═══ Provided entries
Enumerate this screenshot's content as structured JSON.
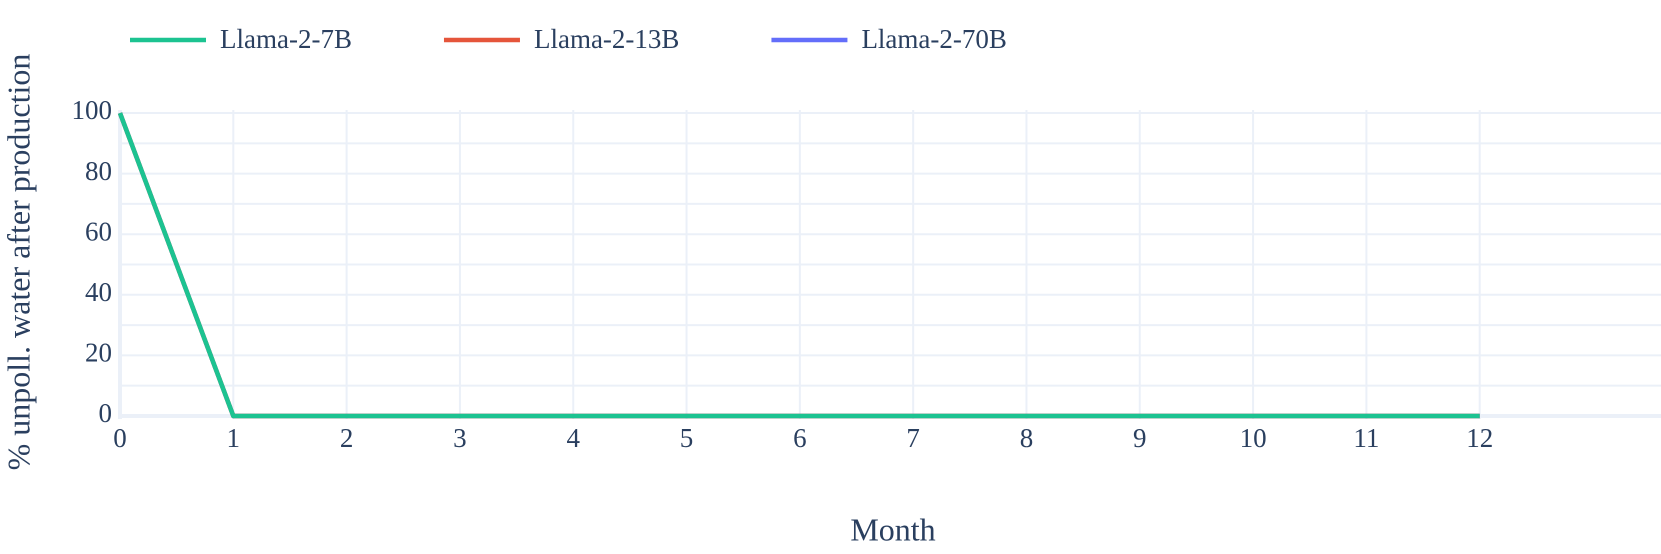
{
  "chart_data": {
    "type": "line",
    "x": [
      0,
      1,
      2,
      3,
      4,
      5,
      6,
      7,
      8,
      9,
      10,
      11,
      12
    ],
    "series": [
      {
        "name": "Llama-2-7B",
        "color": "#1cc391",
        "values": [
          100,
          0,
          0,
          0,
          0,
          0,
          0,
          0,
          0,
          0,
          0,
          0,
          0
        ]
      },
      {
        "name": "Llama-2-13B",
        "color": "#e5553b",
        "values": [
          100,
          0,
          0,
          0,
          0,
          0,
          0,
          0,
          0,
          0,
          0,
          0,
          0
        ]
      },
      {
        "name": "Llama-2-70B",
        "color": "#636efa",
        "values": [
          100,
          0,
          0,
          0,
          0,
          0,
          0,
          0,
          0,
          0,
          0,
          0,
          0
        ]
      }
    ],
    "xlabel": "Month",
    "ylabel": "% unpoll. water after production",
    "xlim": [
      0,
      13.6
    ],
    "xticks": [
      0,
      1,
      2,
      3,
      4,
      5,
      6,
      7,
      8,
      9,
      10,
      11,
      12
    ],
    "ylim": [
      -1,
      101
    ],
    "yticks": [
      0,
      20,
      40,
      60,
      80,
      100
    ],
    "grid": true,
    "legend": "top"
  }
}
══════
— Task description —
Check each line above for the word "Llama" and copy the ones that have it.

— Result of the task —
        "name": "Llama-2-7B",
        "name": "Llama-2-13B",
        "name": "Llama-2-70B",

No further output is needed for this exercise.